WHAT THE TASK REQUIRES. Transcribe the records in full, keeping every character as it is.
Start of DATA TO PROCESS
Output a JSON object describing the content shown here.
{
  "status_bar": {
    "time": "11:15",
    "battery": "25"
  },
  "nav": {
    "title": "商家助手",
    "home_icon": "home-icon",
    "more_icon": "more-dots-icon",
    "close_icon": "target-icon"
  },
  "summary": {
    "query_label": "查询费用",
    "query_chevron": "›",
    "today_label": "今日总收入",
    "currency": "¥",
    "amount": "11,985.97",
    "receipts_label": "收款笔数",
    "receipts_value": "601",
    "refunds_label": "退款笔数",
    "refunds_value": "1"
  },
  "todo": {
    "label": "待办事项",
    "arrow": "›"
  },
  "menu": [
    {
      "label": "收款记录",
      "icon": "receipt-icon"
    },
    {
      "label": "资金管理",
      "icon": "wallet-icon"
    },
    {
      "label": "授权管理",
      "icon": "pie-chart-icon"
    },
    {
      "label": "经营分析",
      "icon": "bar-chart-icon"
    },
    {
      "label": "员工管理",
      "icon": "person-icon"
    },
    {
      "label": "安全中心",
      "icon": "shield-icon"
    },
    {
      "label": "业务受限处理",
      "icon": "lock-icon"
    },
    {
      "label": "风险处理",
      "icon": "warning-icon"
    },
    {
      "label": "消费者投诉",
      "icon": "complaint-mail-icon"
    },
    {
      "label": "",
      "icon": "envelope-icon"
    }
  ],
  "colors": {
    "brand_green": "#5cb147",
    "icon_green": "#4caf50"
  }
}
End of DATA TO PROCESS
TASK RESULT.
Output a JSON object describing the content shown here.
{
  "status_bar": {
    "time": "11:15",
    "battery": "25"
  },
  "nav": {
    "title": "商家助手",
    "home_icon": "home-icon",
    "more_icon": "more-dots-icon",
    "close_icon": "target-icon"
  },
  "summary": {
    "query_label": "查询费用",
    "query_chevron": "›",
    "today_label": "今日总收入",
    "currency": "¥",
    "amount": "11,985.97",
    "receipts_label": "收款笔数",
    "receipts_value": "601",
    "refunds_label": "退款笔数",
    "refunds_value": "1"
  },
  "todo": {
    "label": "待办事项",
    "arrow": "›"
  },
  "menu": [
    {
      "label": "收款记录",
      "icon": "receipt-icon"
    },
    {
      "label": "资金管理",
      "icon": "wallet-icon"
    },
    {
      "label": "授权管理",
      "icon": "pie-chart-icon"
    },
    {
      "label": "经营分析",
      "icon": "bar-chart-icon"
    },
    {
      "label": "员工管理",
      "icon": "person-icon"
    },
    {
      "label": "安全中心",
      "icon": "shield-icon"
    },
    {
      "label": "业务受限处理",
      "icon": "lock-icon"
    },
    {
      "label": "风险处理",
      "icon": "warning-icon"
    },
    {
      "label": "消费者投诉",
      "icon": "complaint-mail-icon"
    },
    {
      "label": "",
      "icon": "envelope-icon"
    }
  ],
  "colors": {
    "brand_green": "#5cb147",
    "icon_green": "#4caf50"
  }
}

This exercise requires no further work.